▶ [Written problem]
Reproduce the whole listing, character for character.

▶ [Source material]
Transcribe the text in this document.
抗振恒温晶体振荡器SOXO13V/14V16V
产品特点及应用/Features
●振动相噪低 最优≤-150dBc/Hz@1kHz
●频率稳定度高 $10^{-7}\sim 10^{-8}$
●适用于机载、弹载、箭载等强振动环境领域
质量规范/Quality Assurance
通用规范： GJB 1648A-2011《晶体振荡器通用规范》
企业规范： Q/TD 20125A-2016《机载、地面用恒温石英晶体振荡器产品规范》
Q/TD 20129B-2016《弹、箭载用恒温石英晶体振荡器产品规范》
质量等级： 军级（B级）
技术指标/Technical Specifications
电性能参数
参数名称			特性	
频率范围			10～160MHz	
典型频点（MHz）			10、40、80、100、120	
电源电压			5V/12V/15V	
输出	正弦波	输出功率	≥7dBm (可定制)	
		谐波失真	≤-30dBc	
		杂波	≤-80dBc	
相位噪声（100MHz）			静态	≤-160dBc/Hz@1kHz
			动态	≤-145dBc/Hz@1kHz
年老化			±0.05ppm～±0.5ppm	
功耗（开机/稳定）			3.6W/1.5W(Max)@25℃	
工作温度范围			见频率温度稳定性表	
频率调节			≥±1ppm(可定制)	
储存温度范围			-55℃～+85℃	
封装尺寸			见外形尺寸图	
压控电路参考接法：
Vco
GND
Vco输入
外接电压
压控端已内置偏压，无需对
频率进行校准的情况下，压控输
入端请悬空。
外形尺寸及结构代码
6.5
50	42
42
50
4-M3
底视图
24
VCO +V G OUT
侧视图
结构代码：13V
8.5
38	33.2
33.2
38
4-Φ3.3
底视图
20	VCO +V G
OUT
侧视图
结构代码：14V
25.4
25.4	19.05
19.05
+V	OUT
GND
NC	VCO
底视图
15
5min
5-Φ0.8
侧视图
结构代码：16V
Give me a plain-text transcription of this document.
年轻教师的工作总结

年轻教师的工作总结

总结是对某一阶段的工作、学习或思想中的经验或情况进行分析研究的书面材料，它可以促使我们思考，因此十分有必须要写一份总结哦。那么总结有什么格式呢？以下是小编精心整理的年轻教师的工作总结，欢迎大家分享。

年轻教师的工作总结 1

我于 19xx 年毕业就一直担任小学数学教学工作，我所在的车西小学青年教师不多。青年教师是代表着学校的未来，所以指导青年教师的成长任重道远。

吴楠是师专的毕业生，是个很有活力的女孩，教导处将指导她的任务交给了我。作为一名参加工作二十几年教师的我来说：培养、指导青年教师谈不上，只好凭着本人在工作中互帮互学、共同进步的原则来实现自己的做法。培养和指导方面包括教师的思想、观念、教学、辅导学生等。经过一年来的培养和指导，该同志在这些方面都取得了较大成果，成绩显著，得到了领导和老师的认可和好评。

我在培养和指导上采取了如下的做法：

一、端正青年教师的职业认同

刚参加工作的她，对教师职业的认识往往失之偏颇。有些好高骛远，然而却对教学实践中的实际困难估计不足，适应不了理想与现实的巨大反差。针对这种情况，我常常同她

▶ [Full output]
Transcribe the text in this document.
抗振恒温晶体振荡器SOXO13V/14V16V
产品特点及应用/Features
●振动相噪低 最优≤-150dBc/Hz@1kHz
●频率稳定度高 $10^{-7}\sim 10^{-8}$
●适用于机载、弹载、箭载等强振动环境领域
质量规范/Quality Assurance
通用规范： GJB 1648A-2011《晶体振荡器通用规范》
企业规范： Q/TD 20125A-2016《机载、地面用恒温石英晶体振荡器产品规范》
Q/TD 20129B-2016《弹、箭载用恒温石英晶体振荡器产品规范》
质量等级： 军级（B级）
技术指标/Technical Specifications
电性能参数
参数名称			特性	
频率范围			10～160MHz	
典型频点（MHz）			10、40、80、100、120	
电源电压			5V/12V/15V	
输出	正弦波	输出功率	≥7dBm (可定制)	
		谐波失真	≤-30dBc	
		杂波	≤-80dBc	
相位噪声（100MHz）			静态	≤-160dBc/Hz@1kHz
			动态	≤-145dBc/Hz@1kHz
年老化			±0.05ppm～±0.5ppm	
功耗（开机/稳定）			3.6W/1.5W(Max)@25℃	
工作温度范围			见频率温度稳定性表	
频率调节			≥±1ppm(可定制)	
储存温度范围			-55℃～+85℃	
封装尺寸			见外形尺寸图	
压控电路参考接法：
Vco
GND
Vco输入
外接电压
压控端已内置偏压，无需对
频率进行校准的情况下，压控输
入端请悬空。
外形尺寸及结构代码
6.5
50	42
42
50
4-M3
底视图
24
VCO +V G OUT
侧视图
结构代码：13V
8.5
38	33.2
33.2
38
4-Φ3.3
底视图
20	VCO +V G
OUT
侧视图
结构代码：14V
25.4
25.4	19.05
19.05
+V	OUT
GND
NC	VCO
底视图
15
5min
5-Φ0.8
侧视图
结构代码：16V
Give me a plain-text transcription of this document.
年轻教师的工作总结

年轻教师的工作总结

总结是对某一阶段的工作、学习或思想中的经验或情况进行分析研究的书面材料，它可以促使我们思考，因此十分有必须要写一份总结哦。那么总结有什么格式呢？以下是小编精心整理的年轻教师的工作总结，欢迎大家分享。

年轻教师的工作总结 1

我于 19xx 年毕业就一直担任小学数学教学工作，我所在的车西小学青年教师不多。青年教师是代表着学校的未来，所以指导青年教师的成长任重道远。

吴楠是师专的毕业生，是个很有活力的女孩，教导处将指导她的任务交给了我。作为一名参加工作二十几年教师的我来说：培养、指导青年教师谈不上，只好凭着本人在工作中互帮互学、共同进步的原则来实现自己的做法。培养和指导方面包括教师的思想、观念、教学、辅导学生等。经过一年来的培养和指导，该同志在这些方面都取得了较大成果，成绩显著，得到了领导和老师的认可和好评。

我在培养和指导上采取了如下的做法：

一、端正青年教师的职业认同

刚参加工作的她，对教师职业的认识往往失之偏颇。有些好高骛远，然而却对教学实践中的实际困难估计不足，适应不了理想与现实的巨大反差。针对这种情况，我常常同她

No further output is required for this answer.